Your instructions | Filter the data for lines with the word "icon", then copy every line so identified.

Records to use |
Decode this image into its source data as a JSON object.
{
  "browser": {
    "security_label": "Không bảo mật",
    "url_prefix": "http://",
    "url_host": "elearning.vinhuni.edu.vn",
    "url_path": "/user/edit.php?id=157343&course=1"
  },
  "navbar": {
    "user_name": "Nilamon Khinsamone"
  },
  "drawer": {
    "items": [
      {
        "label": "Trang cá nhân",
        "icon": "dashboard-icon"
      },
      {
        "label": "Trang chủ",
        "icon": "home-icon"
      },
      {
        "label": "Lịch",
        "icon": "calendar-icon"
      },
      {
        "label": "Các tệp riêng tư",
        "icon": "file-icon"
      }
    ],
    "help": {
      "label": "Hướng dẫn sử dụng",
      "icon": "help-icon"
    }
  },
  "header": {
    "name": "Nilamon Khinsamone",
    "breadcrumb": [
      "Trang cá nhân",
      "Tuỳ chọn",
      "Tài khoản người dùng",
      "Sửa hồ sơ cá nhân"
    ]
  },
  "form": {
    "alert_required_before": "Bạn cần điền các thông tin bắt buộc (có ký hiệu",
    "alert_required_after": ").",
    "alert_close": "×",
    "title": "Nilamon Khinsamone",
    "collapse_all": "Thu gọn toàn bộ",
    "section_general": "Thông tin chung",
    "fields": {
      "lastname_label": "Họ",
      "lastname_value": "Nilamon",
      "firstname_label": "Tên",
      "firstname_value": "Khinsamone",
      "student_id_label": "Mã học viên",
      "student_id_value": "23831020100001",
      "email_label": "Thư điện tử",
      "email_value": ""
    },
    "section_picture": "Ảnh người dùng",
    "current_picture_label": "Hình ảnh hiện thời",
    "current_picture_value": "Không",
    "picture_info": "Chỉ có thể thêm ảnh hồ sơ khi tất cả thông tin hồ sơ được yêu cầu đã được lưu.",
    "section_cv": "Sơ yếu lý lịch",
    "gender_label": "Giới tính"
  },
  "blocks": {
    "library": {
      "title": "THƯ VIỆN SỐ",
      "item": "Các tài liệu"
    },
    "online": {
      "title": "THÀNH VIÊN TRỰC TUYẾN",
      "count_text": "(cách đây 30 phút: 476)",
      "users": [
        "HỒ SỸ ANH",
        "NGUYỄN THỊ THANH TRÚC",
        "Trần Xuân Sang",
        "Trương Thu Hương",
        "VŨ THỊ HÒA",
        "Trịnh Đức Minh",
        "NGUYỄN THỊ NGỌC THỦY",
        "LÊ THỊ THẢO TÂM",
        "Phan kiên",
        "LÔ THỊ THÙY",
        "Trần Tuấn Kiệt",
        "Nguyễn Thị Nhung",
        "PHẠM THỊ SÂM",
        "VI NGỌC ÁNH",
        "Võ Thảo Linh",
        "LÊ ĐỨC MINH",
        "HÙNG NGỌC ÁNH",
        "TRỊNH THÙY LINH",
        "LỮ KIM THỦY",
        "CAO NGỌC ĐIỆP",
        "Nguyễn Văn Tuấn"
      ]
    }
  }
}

Response to this exercise |
        "icon": "dashboard-icon"
        "icon": "home-icon"
        "icon": "calendar-icon"
        "icon": "file-icon"
      "icon": "help-icon"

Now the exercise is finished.